What is asked
Quote all entries in full, exactly.

— start of Data to process —

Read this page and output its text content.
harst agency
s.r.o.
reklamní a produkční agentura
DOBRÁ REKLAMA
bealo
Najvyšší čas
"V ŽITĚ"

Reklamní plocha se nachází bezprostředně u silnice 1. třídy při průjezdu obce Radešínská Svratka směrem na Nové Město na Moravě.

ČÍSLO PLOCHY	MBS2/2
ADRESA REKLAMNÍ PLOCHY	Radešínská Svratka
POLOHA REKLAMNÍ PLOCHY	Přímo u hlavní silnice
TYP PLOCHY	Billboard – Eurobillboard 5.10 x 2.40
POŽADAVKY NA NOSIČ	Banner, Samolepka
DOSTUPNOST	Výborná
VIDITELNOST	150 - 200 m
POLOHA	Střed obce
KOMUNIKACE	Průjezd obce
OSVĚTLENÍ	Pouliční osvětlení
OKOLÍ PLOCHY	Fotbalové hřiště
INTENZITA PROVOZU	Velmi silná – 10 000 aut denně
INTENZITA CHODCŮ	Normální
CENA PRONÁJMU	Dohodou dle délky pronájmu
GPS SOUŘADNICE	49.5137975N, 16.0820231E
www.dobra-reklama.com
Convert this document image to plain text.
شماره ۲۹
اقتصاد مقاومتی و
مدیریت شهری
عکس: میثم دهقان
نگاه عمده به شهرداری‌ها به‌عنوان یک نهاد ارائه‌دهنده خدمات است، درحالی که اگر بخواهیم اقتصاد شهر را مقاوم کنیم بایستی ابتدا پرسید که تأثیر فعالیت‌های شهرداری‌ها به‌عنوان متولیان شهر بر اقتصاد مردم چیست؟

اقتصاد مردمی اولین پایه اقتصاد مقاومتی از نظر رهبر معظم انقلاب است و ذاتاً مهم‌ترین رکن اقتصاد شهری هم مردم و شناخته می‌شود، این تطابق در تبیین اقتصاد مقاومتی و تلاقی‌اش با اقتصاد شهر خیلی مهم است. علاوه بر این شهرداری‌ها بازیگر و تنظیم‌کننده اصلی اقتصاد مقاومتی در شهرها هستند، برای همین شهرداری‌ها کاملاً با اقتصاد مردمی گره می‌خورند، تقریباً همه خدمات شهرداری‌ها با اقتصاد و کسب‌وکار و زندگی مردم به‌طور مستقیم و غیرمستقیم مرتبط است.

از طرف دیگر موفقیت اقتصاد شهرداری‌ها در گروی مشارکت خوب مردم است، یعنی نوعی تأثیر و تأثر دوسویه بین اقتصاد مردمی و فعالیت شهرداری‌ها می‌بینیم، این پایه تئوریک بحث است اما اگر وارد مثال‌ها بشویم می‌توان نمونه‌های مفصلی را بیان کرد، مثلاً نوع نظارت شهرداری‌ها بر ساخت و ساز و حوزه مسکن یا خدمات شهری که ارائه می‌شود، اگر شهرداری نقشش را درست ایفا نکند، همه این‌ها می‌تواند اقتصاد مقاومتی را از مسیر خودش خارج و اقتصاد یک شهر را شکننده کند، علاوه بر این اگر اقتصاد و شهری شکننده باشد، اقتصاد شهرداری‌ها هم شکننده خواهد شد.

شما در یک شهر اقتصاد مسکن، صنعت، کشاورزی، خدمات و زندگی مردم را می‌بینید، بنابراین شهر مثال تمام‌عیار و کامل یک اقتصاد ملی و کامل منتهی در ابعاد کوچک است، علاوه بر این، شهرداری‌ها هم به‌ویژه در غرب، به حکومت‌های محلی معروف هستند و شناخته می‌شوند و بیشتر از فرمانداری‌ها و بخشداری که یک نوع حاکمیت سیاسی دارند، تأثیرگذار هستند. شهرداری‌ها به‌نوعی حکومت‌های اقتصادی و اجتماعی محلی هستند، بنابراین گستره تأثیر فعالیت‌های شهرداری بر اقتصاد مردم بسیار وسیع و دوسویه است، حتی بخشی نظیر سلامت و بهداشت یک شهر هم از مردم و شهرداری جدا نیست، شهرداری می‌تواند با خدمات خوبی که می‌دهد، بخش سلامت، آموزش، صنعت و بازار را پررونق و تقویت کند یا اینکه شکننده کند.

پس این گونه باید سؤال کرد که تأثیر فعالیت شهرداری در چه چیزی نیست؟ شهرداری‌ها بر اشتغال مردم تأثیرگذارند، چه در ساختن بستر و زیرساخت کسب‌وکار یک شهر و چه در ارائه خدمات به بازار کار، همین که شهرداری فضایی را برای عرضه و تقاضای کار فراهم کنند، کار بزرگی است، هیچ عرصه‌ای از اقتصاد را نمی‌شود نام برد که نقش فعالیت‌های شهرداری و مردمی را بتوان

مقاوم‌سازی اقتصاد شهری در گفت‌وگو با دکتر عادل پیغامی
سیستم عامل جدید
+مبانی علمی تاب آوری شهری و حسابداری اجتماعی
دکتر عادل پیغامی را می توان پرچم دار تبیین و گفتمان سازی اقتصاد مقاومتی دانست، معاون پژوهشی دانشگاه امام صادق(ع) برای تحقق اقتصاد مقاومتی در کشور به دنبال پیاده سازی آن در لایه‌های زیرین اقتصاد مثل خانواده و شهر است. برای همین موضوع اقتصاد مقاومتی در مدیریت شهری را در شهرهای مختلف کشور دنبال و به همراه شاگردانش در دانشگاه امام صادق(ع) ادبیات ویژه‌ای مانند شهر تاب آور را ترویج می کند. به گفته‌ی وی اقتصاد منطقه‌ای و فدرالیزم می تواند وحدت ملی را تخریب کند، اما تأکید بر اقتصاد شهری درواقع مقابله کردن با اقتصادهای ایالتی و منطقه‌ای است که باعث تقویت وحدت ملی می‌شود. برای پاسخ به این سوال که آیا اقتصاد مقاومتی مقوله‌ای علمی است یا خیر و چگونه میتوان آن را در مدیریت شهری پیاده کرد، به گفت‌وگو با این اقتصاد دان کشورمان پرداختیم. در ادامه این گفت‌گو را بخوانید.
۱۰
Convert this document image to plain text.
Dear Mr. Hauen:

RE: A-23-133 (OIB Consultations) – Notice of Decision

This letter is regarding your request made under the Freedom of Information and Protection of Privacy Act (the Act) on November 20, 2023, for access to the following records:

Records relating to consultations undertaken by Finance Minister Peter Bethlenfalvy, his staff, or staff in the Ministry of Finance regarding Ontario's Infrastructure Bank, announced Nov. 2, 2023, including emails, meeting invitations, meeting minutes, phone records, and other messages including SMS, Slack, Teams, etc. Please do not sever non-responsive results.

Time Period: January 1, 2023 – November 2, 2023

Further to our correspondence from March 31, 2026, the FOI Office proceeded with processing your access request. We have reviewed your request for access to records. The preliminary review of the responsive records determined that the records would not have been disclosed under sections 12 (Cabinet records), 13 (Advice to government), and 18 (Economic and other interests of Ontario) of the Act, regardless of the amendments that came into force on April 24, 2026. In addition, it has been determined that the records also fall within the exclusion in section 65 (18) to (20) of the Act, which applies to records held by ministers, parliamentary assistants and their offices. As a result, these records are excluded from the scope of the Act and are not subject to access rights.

— end of Data to process —

Solution to this problem
Read this page and output its text content.
harst agency
s.r.o.
reklamní a produkční agentura
DOBRÁ REKLAMA
bealo
Najvyšší čas
"V ŽITĚ"

Reklamní plocha se nachází bezprostředně u silnice 1. třídy při průjezdu obce Radešínská Svratka směrem na Nové Město na Moravě.

ČÍSLO PLOCHY	MBS2/2
ADRESA REKLAMNÍ PLOCHY	Radešínská Svratka
POLOHA REKLAMNÍ PLOCHY	Přímo u hlavní silnice
TYP PLOCHY	Billboard – Eurobillboard 5.10 x 2.40
POŽADAVKY NA NOSIČ	Banner, Samolepka
DOSTUPNOST	Výborná
VIDITELNOST	150 - 200 m
POLOHA	Střed obce
KOMUNIKACE	Průjezd obce
OSVĚTLENÍ	Pouliční osvětlení
OKOLÍ PLOCHY	Fotbalové hřiště
INTENZITA PROVOZU	Velmi silná – 10 000 aut denně
INTENZITA CHODCŮ	Normální
CENA PRONÁJMU	Dohodou dle délky pronájmu
GPS SOUŘADNICE	49.5137975N, 16.0820231E
www.dobra-reklama.com
Convert this document image to plain text.
شماره ۲۹
اقتصاد مقاومتی و
مدیریت شهری
عکس: میثم دهقان
نگاه عمده به شهرداری‌ها به‌عنوان یک نهاد ارائه‌دهنده خدمات است، درحالی که اگر بخواهیم اقتصاد شهر را مقاوم کنیم بایستی ابتدا پرسید که تأثیر فعالیت‌های شهرداری‌ها به‌عنوان متولیان شهر بر اقتصاد مردم چیست؟

اقتصاد مردمی اولین پایه اقتصاد مقاومتی از نظر رهبر معظم انقلاب است و ذاتاً مهم‌ترین رکن اقتصاد شهری هم مردم و شناخته می‌شود، این تطابق در تبیین اقتصاد مقاومتی و تلاقی‌اش با اقتصاد شهر خیلی مهم است. علاوه بر این شهرداری‌ها بازیگر و تنظیم‌کننده اصلی اقتصاد مقاومتی در شهرها هستند، برای همین شهرداری‌ها کاملاً با اقتصاد مردمی گره می‌خورند، تقریباً همه خدمات شهرداری‌ها با اقتصاد و کسب‌وکار و زندگی مردم به‌طور مستقیم و غیرمستقیم مرتبط است.

از طرف دیگر موفقیت اقتصاد شهرداری‌ها در گروی مشارکت خوب مردم است، یعنی نوعی تأثیر و تأثر دوسویه بین اقتصاد مردمی و فعالیت شهرداری‌ها می‌بینیم، این پایه تئوریک بحث است اما اگر وارد مثال‌ها بشویم می‌توان نمونه‌های مفصلی را بیان کرد، مثلاً نوع نظارت شهرداری‌ها بر ساخت و ساز و حوزه مسکن یا خدمات شهری که ارائه می‌شود، اگر شهرداری نقشش را درست ایفا نکند، همه این‌ها می‌تواند اقتصاد مقاومتی را از مسیر خودش خارج و اقتصاد یک شهر را شکننده کند، علاوه بر این اگر اقتصاد و شهری شکننده باشد، اقتصاد شهرداری‌ها هم شکننده خواهد شد.

شما در یک شهر اقتصاد مسکن، صنعت، کشاورزی، خدمات و زندگی مردم را می‌بینید، بنابراین شهر مثال تمام‌عیار و کامل یک اقتصاد ملی و کامل منتهی در ابعاد کوچک است، علاوه بر این، شهرداری‌ها هم به‌ویژه در غرب، به حکومت‌های محلی معروف هستند و شناخته می‌شوند و بیشتر از فرمانداری‌ها و بخشداری که یک نوع حاکمیت سیاسی دارند، تأثیرگذار هستند. شهرداری‌ها به‌نوعی حکومت‌های اقتصادی و اجتماعی محلی هستند، بنابراین گستره تأثیر فعالیت‌های شهرداری بر اقتصاد مردم بسیار وسیع و دوسویه است، حتی بخشی نظیر سلامت و بهداشت یک شهر هم از مردم و شهرداری جدا نیست، شهرداری می‌تواند با خدمات خوبی که می‌دهد، بخش سلامت، آموزش، صنعت و بازار را پررونق و تقویت کند یا اینکه شکننده کند.

پس این گونه باید سؤال کرد که تأثیر فعالیت شهرداری در چه چیزی نیست؟ شهرداری‌ها بر اشتغال مردم تأثیرگذارند، چه در ساختن بستر و زیرساخت کسب‌وکار یک شهر و چه در ارائه خدمات به بازار کار، همین که شهرداری فضایی را برای عرضه و تقاضای کار فراهم کنند، کار بزرگی است، هیچ عرصه‌ای از اقتصاد را نمی‌شود نام برد که نقش فعالیت‌های شهرداری و مردمی را بتوان

مقاوم‌سازی اقتصاد شهری در گفت‌وگو با دکتر عادل پیغامی
سیستم عامل جدید
+مبانی علمی تاب آوری شهری و حسابداری اجتماعی
دکتر عادل پیغامی را می توان پرچم دار تبیین و گفتمان سازی اقتصاد مقاومتی دانست، معاون پژوهشی دانشگاه امام صادق(ع) برای تحقق اقتصاد مقاومتی در کشور به دنبال پیاده سازی آن در لایه‌های زیرین اقتصاد مثل خانواده و شهر است. برای همین موضوع اقتصاد مقاومتی در مدیریت شهری را در شهرهای مختلف کشور دنبال و به همراه شاگردانش در دانشگاه امام صادق(ع) ادبیات ویژه‌ای مانند شهر تاب آور را ترویج می کند. به گفته‌ی وی اقتصاد منطقه‌ای و فدرالیزم می تواند وحدت ملی را تخریب کند، اما تأکید بر اقتصاد شهری درواقع مقابله کردن با اقتصادهای ایالتی و منطقه‌ای است که باعث تقویت وحدت ملی می‌شود. برای پاسخ به این سوال که آیا اقتصاد مقاومتی مقوله‌ای علمی است یا خیر و چگونه میتوان آن را در مدیریت شهری پیاده کرد، به گفت‌وگو با این اقتصاد دان کشورمان پرداختیم. در ادامه این گفت‌گو را بخوانید.
۱۰
Convert this document image to plain text.
Dear Mr. Hauen:

RE: A-23-133 (OIB Consultations) – Notice of Decision

This letter is regarding your request made under the Freedom of Information and Protection of Privacy Act (the Act) on November 20, 2023, for access to the following records:

Records relating to consultations undertaken by Finance Minister Peter Bethlenfalvy, his staff, or staff in the Ministry of Finance regarding Ontario's Infrastructure Bank, announced Nov. 2, 2023, including emails, meeting invitations, meeting minutes, phone records, and other messages including SMS, Slack, Teams, etc. Please do not sever non-responsive results.

Time Period: January 1, 2023 – November 2, 2023

Further to our correspondence from March 31, 2026, the FOI Office proceeded with processing your access request. We have reviewed your request for access to records. The preliminary review of the responsive records determined that the records would not have been disclosed under sections 12 (Cabinet records), 13 (Advice to government), and 18 (Economic and other interests of Ontario) of the Act, regardless of the amendments that came into force on April 24, 2026. In addition, it has been determined that the records also fall within the exclusion in section 65 (18) to (20) of the Act, which applies to records held by ministers, parliamentary assistants and their offices. As a result, these records are excluded from the scope of the Act and are not subject to access rights.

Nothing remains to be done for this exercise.